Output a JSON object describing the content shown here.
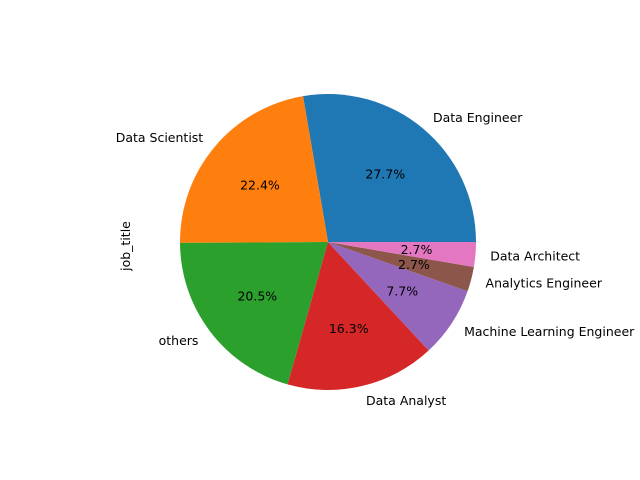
{
  "chart_data": {
    "type": "pie",
    "ylabel": "job_title",
    "slices": [
      {
        "label": "Data Engineer",
        "value": 27.7,
        "pct_label": "27.7%",
        "color": "#1f77b4"
      },
      {
        "label": "Data Scientist",
        "value": 22.4,
        "pct_label": "22.4%",
        "color": "#ff7f0e"
      },
      {
        "label": "others",
        "value": 20.5,
        "pct_label": "20.5%",
        "color": "#2ca02c"
      },
      {
        "label": "Data Analyst",
        "value": 16.3,
        "pct_label": "16.3%",
        "color": "#d62728"
      },
      {
        "label": "Machine Learning Engineer",
        "value": 7.7,
        "pct_label": "7.7%",
        "color": "#9467bd"
      },
      {
        "label": "Analytics Engineer",
        "value": 2.7,
        "pct_label": "2.7%",
        "color": "#8c564b"
      },
      {
        "label": "Data Architect",
        "value": 2.7,
        "pct_label": "2.7%",
        "color": "#e377c2"
      }
    ],
    "start_angle_deg": 0,
    "direction": "counterclockwise"
  }
}
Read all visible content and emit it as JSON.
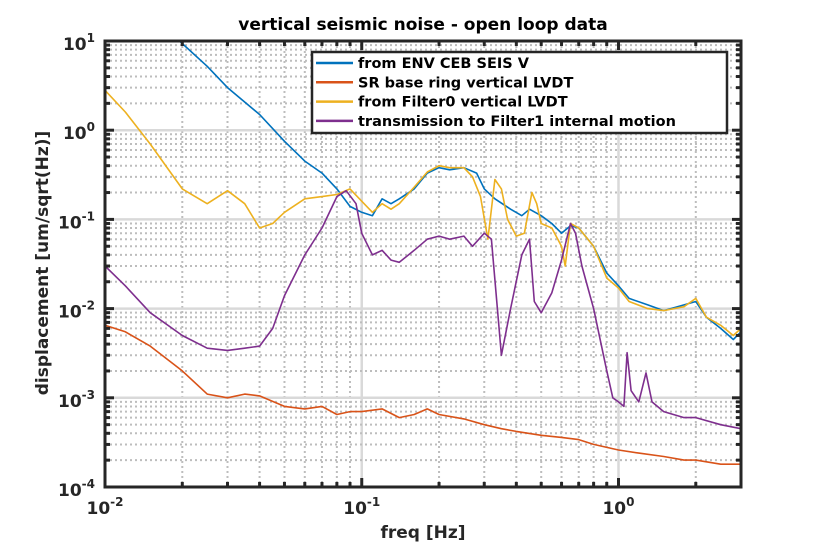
{
  "chart_data": {
    "type": "line",
    "title": "vertical seismic noise - open loop data",
    "xlabel": "freq [Hz]",
    "ylabel": "displacement [um/sqrt(Hz)]",
    "xscale": "log",
    "yscale": "log",
    "xlim": [
      0.01,
      3
    ],
    "ylim": [
      0.0001,
      10
    ],
    "grid": "major and minor",
    "legend_position": "top-right",
    "x_ticks": [
      {
        "base": "10",
        "exp": "-2",
        "value": 0.01
      },
      {
        "base": "10",
        "exp": "-1",
        "value": 0.1
      },
      {
        "base": "10",
        "exp": "0",
        "value": 1
      }
    ],
    "y_ticks": [
      {
        "base": "10",
        "exp": "1",
        "value": 10
      },
      {
        "base": "10",
        "exp": "0",
        "value": 1
      },
      {
        "base": "10",
        "exp": "-1",
        "value": 0.1
      },
      {
        "base": "10",
        "exp": "-2",
        "value": 0.01
      },
      {
        "base": "10",
        "exp": "-3",
        "value": 0.001
      },
      {
        "base": "10",
        "exp": "-4",
        "value": 0.0001
      }
    ],
    "series": [
      {
        "name": "from ENV CEB SEIS V",
        "color": "#0072bd",
        "points": [
          [
            0.0195,
            10
          ],
          [
            0.025,
            5.2
          ],
          [
            0.03,
            3.0
          ],
          [
            0.04,
            1.5
          ],
          [
            0.05,
            0.75
          ],
          [
            0.06,
            0.45
          ],
          [
            0.07,
            0.33
          ],
          [
            0.08,
            0.22
          ],
          [
            0.09,
            0.14
          ],
          [
            0.1,
            0.12
          ],
          [
            0.11,
            0.11
          ],
          [
            0.12,
            0.17
          ],
          [
            0.13,
            0.15
          ],
          [
            0.14,
            0.17
          ],
          [
            0.16,
            0.22
          ],
          [
            0.18,
            0.33
          ],
          [
            0.2,
            0.38
          ],
          [
            0.22,
            0.36
          ],
          [
            0.25,
            0.38
          ],
          [
            0.28,
            0.33
          ],
          [
            0.3,
            0.22
          ],
          [
            0.33,
            0.17
          ],
          [
            0.38,
            0.13
          ],
          [
            0.42,
            0.11
          ],
          [
            0.45,
            0.13
          ],
          [
            0.5,
            0.11
          ],
          [
            0.55,
            0.09
          ],
          [
            0.6,
            0.07
          ],
          [
            0.65,
            0.085
          ],
          [
            0.7,
            0.08
          ],
          [
            0.8,
            0.05
          ],
          [
            0.9,
            0.025
          ],
          [
            1.0,
            0.018
          ],
          [
            1.1,
            0.013
          ],
          [
            1.3,
            0.011
          ],
          [
            1.5,
            0.0095
          ],
          [
            1.8,
            0.011
          ],
          [
            2.0,
            0.012
          ],
          [
            2.2,
            0.008
          ],
          [
            2.5,
            0.006
          ],
          [
            2.8,
            0.0045
          ],
          [
            3.0,
            0.0055
          ]
        ]
      },
      {
        "name": "SR base ring vertical LVDT",
        "color": "#d95319",
        "points": [
          [
            0.01,
            0.0065
          ],
          [
            0.012,
            0.0055
          ],
          [
            0.015,
            0.0038
          ],
          [
            0.02,
            0.002
          ],
          [
            0.025,
            0.0011
          ],
          [
            0.03,
            0.001
          ],
          [
            0.035,
            0.0011
          ],
          [
            0.04,
            0.00105
          ],
          [
            0.05,
            0.0008
          ],
          [
            0.06,
            0.00075
          ],
          [
            0.07,
            0.0008
          ],
          [
            0.08,
            0.00065
          ],
          [
            0.09,
            0.0007
          ],
          [
            0.1,
            0.0007
          ],
          [
            0.12,
            0.00075
          ],
          [
            0.14,
            0.0006
          ],
          [
            0.16,
            0.00065
          ],
          [
            0.18,
            0.00075
          ],
          [
            0.2,
            0.00065
          ],
          [
            0.25,
            0.00058
          ],
          [
            0.3,
            0.0005
          ],
          [
            0.35,
            0.00045
          ],
          [
            0.4,
            0.00042
          ],
          [
            0.5,
            0.00038
          ],
          [
            0.6,
            0.00036
          ],
          [
            0.7,
            0.00034
          ],
          [
            0.8,
            0.0003
          ],
          [
            1.0,
            0.00026
          ],
          [
            1.2,
            0.00024
          ],
          [
            1.5,
            0.00022
          ],
          [
            1.8,
            0.0002
          ],
          [
            2.0,
            0.0002
          ],
          [
            2.5,
            0.00018
          ],
          [
            3.0,
            0.00018
          ]
        ]
      },
      {
        "name": "from Filter0 vertical LVDT",
        "color": "#edb120",
        "points": [
          [
            0.01,
            2.8
          ],
          [
            0.012,
            1.6
          ],
          [
            0.015,
            0.7
          ],
          [
            0.02,
            0.22
          ],
          [
            0.025,
            0.15
          ],
          [
            0.03,
            0.21
          ],
          [
            0.035,
            0.15
          ],
          [
            0.04,
            0.08
          ],
          [
            0.045,
            0.09
          ],
          [
            0.05,
            0.12
          ],
          [
            0.06,
            0.17
          ],
          [
            0.07,
            0.18
          ],
          [
            0.08,
            0.19
          ],
          [
            0.09,
            0.22
          ],
          [
            0.1,
            0.16
          ],
          [
            0.11,
            0.12
          ],
          [
            0.12,
            0.15
          ],
          [
            0.13,
            0.13
          ],
          [
            0.14,
            0.15
          ],
          [
            0.16,
            0.23
          ],
          [
            0.18,
            0.34
          ],
          [
            0.2,
            0.4
          ],
          [
            0.22,
            0.38
          ],
          [
            0.25,
            0.38
          ],
          [
            0.27,
            0.3
          ],
          [
            0.29,
            0.18
          ],
          [
            0.31,
            0.06
          ],
          [
            0.33,
            0.28
          ],
          [
            0.35,
            0.22
          ],
          [
            0.37,
            0.1
          ],
          [
            0.4,
            0.065
          ],
          [
            0.43,
            0.07
          ],
          [
            0.46,
            0.2
          ],
          [
            0.48,
            0.15
          ],
          [
            0.5,
            0.09
          ],
          [
            0.55,
            0.08
          ],
          [
            0.6,
            0.05
          ],
          [
            0.62,
            0.03
          ],
          [
            0.65,
            0.09
          ],
          [
            0.7,
            0.08
          ],
          [
            0.8,
            0.05
          ],
          [
            0.9,
            0.022
          ],
          [
            1.0,
            0.017
          ],
          [
            1.1,
            0.012
          ],
          [
            1.3,
            0.01
          ],
          [
            1.5,
            0.0095
          ],
          [
            1.8,
            0.0105
          ],
          [
            2.0,
            0.013
          ],
          [
            2.2,
            0.008
          ],
          [
            2.5,
            0.0065
          ],
          [
            2.8,
            0.005
          ],
          [
            3.0,
            0.006
          ]
        ]
      },
      {
        "name": "transmission to Filter1 internal motion",
        "color": "#7e2f8e",
        "points": [
          [
            0.01,
            0.03
          ],
          [
            0.012,
            0.018
          ],
          [
            0.015,
            0.009
          ],
          [
            0.02,
            0.005
          ],
          [
            0.025,
            0.0036
          ],
          [
            0.03,
            0.0034
          ],
          [
            0.035,
            0.0036
          ],
          [
            0.04,
            0.0038
          ],
          [
            0.045,
            0.006
          ],
          [
            0.05,
            0.014
          ],
          [
            0.06,
            0.04
          ],
          [
            0.07,
            0.08
          ],
          [
            0.08,
            0.18
          ],
          [
            0.087,
            0.21
          ],
          [
            0.095,
            0.15
          ],
          [
            0.1,
            0.07
          ],
          [
            0.11,
            0.04
          ],
          [
            0.12,
            0.045
          ],
          [
            0.13,
            0.035
          ],
          [
            0.14,
            0.033
          ],
          [
            0.16,
            0.045
          ],
          [
            0.18,
            0.06
          ],
          [
            0.2,
            0.065
          ],
          [
            0.22,
            0.06
          ],
          [
            0.25,
            0.065
          ],
          [
            0.27,
            0.05
          ],
          [
            0.3,
            0.07
          ],
          [
            0.32,
            0.06
          ],
          [
            0.35,
            0.003
          ],
          [
            0.38,
            0.01
          ],
          [
            0.42,
            0.04
          ],
          [
            0.45,
            0.06
          ],
          [
            0.47,
            0.012
          ],
          [
            0.5,
            0.009
          ],
          [
            0.55,
            0.015
          ],
          [
            0.6,
            0.035
          ],
          [
            0.65,
            0.09
          ],
          [
            0.68,
            0.07
          ],
          [
            0.72,
            0.03
          ],
          [
            0.8,
            0.01
          ],
          [
            0.9,
            0.002
          ],
          [
            0.95,
            0.001
          ],
          [
            1.0,
            0.0009
          ],
          [
            1.05,
            0.0008
          ],
          [
            1.08,
            0.0032
          ],
          [
            1.12,
            0.0012
          ],
          [
            1.2,
            0.0009
          ],
          [
            1.28,
            0.0019
          ],
          [
            1.35,
            0.0009
          ],
          [
            1.5,
            0.0007
          ],
          [
            1.8,
            0.0006
          ],
          [
            2.0,
            0.0006
          ],
          [
            2.5,
            0.0005
          ],
          [
            3.0,
            0.00045
          ]
        ]
      }
    ]
  }
}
*-*-*
- **Task instructions**: Scan the material above for the string "from" and report each line where you find it.

- **Solution for this task**:
        "name": "from ENV CEB SEIS V",
        "name": "from Filter0 vertical LVDT",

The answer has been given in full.